→ **REQUIRED WORK**
Read through the records below and copy each line that uses the word "ПАССЫ".

→ **DATASET**
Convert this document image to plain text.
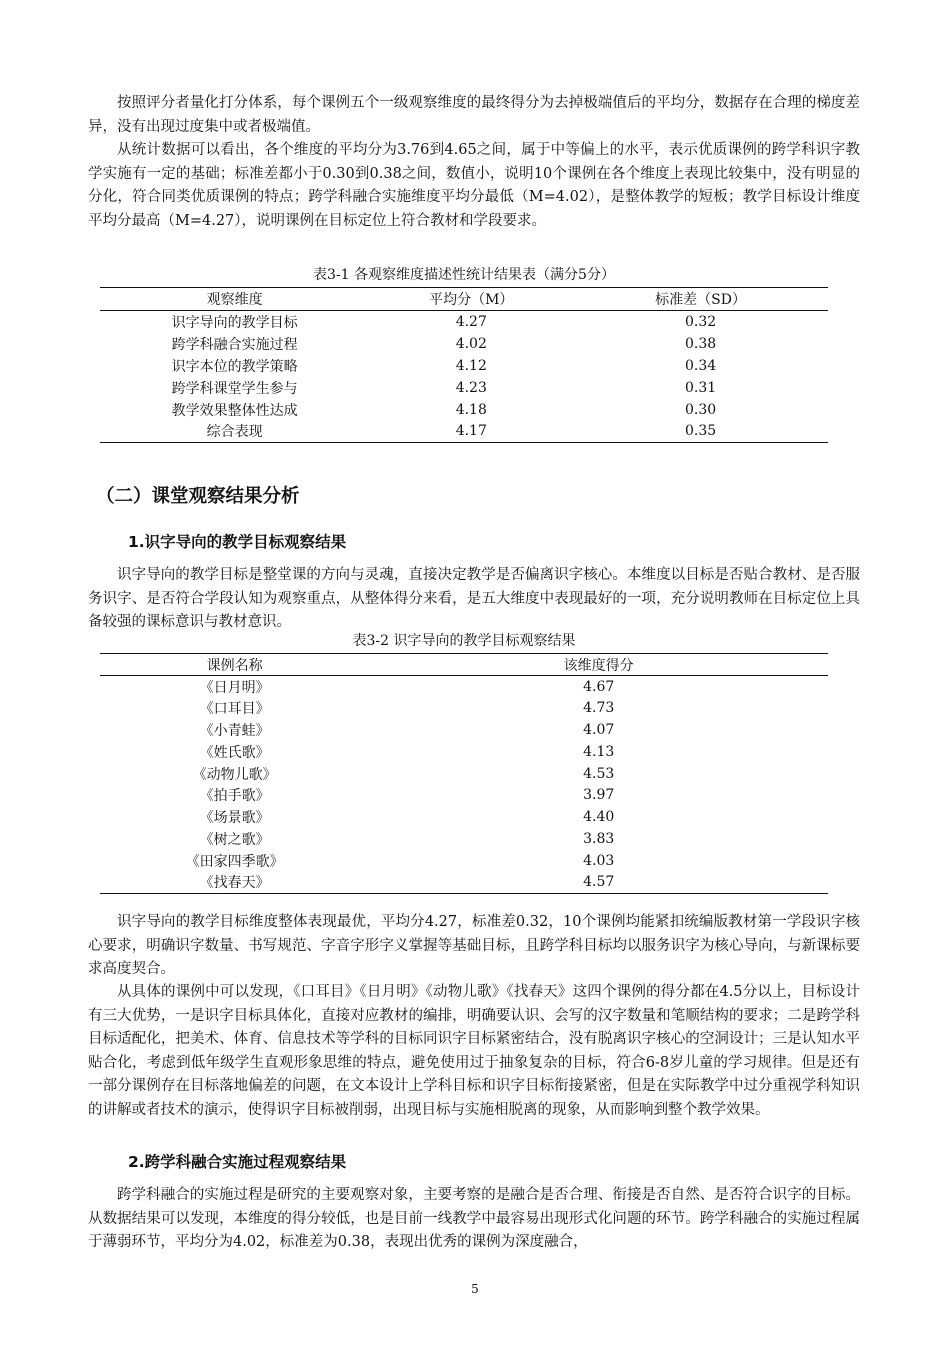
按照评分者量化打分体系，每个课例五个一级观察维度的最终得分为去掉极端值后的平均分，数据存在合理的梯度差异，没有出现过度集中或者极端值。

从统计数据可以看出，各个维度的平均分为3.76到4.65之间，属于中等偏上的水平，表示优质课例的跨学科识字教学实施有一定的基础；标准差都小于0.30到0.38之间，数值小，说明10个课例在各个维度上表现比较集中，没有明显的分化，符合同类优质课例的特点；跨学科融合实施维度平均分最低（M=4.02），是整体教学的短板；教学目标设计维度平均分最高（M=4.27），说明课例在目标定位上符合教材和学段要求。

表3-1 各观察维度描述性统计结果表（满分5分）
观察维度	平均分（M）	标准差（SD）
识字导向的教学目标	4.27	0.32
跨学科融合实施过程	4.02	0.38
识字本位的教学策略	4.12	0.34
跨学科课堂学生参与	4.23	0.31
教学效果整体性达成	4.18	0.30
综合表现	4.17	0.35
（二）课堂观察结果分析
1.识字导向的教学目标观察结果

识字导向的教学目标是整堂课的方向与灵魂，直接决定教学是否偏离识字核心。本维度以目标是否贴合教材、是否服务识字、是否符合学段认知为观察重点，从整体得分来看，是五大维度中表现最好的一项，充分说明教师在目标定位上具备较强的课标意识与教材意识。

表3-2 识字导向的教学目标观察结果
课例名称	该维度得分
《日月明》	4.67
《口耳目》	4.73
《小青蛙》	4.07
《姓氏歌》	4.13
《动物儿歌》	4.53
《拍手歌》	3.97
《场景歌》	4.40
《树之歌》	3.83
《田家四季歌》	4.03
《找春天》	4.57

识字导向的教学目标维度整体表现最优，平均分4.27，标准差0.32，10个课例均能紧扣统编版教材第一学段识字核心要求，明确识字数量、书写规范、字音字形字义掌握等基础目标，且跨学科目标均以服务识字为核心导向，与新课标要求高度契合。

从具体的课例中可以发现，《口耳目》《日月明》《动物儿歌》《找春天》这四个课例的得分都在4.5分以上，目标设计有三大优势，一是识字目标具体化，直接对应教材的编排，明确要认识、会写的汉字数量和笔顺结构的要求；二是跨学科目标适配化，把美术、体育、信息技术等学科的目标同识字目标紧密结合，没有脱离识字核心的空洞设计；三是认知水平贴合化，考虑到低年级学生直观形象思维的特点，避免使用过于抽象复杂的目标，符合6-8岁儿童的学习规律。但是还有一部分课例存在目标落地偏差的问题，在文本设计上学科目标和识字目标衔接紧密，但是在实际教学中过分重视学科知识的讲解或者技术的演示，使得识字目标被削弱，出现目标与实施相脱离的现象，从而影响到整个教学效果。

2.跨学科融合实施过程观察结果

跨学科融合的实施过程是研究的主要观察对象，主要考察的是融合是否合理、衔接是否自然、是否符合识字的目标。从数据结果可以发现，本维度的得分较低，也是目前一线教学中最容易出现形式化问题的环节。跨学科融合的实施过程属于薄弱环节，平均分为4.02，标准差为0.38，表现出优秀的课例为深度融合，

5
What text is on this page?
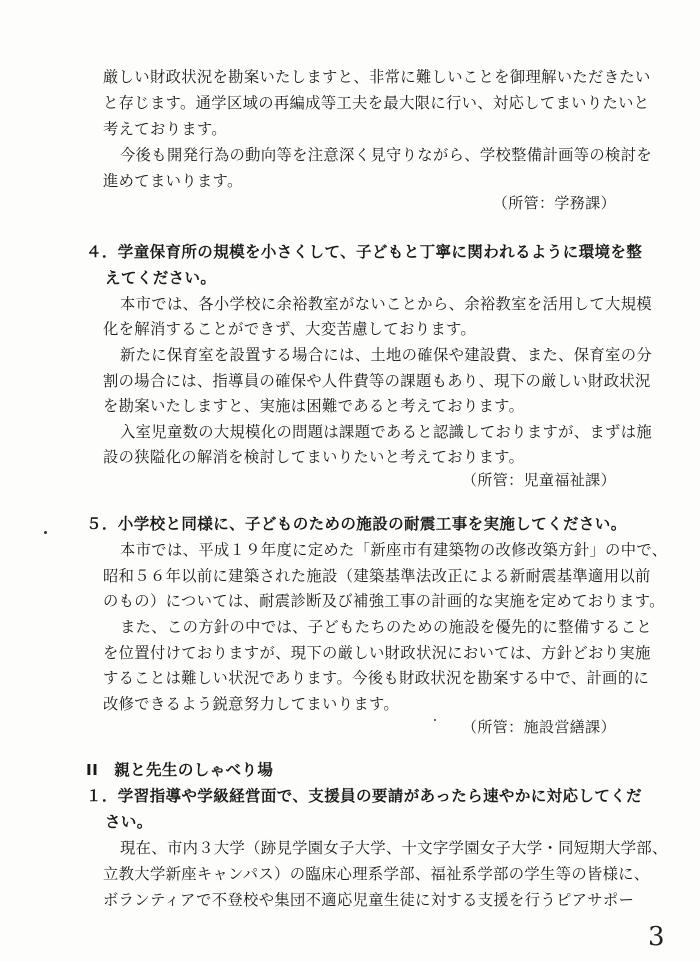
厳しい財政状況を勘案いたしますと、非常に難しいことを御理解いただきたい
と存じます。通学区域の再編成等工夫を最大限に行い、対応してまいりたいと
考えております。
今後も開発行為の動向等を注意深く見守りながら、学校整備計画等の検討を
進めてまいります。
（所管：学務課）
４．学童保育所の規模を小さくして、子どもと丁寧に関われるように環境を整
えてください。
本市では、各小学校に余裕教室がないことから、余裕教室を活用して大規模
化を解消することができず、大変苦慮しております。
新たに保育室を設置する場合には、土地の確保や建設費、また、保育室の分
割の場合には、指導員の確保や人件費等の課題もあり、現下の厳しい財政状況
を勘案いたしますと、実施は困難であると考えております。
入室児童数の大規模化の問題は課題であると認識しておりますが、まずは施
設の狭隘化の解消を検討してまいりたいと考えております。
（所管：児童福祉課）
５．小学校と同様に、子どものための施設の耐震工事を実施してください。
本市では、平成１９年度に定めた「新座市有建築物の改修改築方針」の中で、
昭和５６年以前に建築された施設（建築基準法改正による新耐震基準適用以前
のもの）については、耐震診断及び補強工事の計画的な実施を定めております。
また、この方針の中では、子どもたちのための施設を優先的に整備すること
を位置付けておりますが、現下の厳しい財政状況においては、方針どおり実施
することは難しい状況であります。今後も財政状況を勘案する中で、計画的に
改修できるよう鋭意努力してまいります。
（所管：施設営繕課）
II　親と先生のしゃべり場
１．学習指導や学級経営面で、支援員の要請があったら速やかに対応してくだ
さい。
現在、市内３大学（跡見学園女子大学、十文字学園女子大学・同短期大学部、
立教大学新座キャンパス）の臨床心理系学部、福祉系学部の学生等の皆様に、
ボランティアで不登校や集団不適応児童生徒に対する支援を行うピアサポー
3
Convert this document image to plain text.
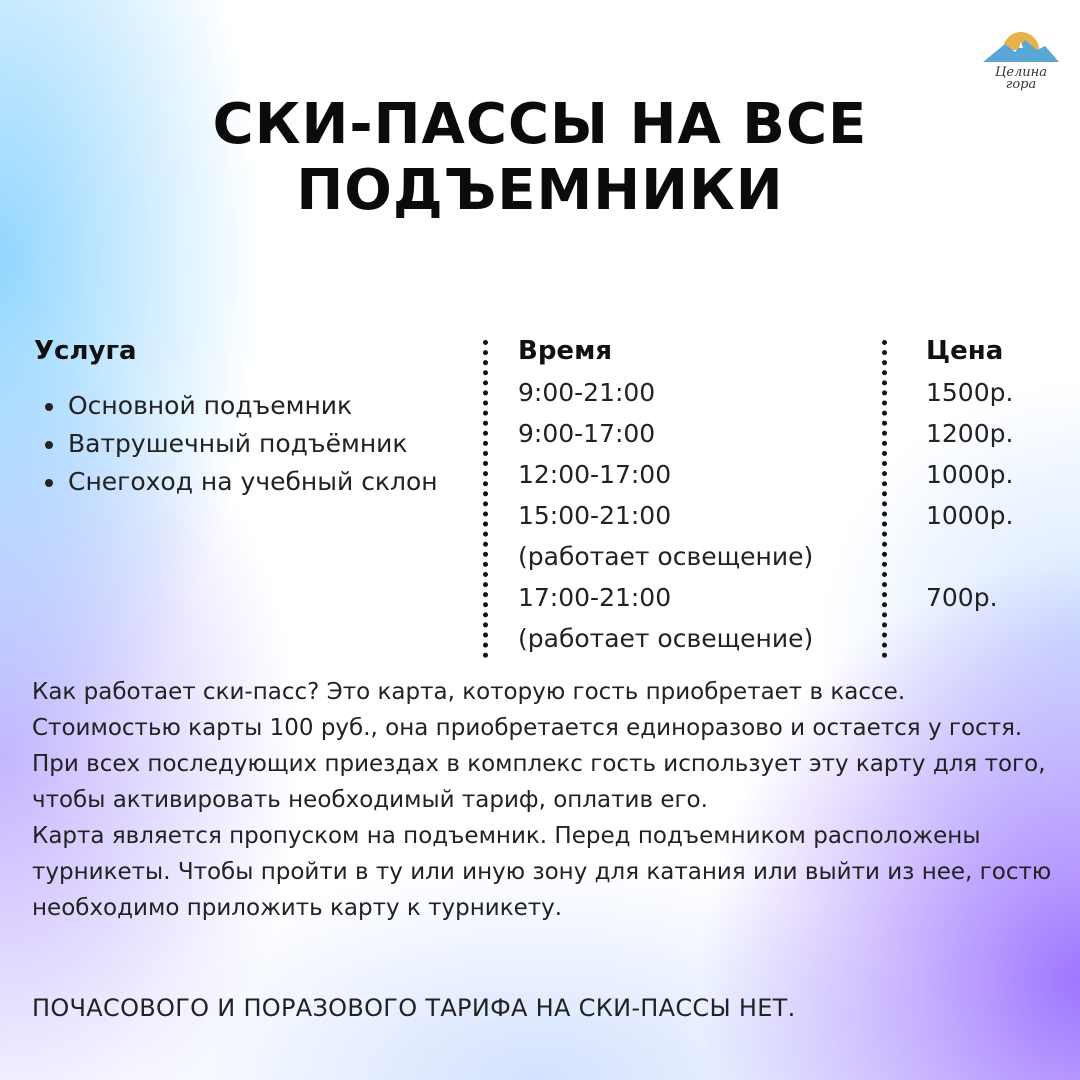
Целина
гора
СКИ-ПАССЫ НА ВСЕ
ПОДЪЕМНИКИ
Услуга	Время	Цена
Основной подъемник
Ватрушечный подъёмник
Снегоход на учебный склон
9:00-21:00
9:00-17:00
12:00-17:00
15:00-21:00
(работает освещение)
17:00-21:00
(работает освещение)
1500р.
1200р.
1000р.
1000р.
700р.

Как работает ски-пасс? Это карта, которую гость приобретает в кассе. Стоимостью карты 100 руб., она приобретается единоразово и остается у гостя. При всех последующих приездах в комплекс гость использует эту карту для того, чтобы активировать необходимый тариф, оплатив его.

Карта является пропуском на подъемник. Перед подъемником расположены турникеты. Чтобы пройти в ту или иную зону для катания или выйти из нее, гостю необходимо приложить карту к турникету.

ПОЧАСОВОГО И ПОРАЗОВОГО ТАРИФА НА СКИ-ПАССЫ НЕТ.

→ **TASK ANSWER**
СКИ-ПАССЫ НА ВСЕ
ПОЧАСОВОГО И ПОРАЗОВОГО ТАРИФА НА СКИ-ПАССЫ НЕТ.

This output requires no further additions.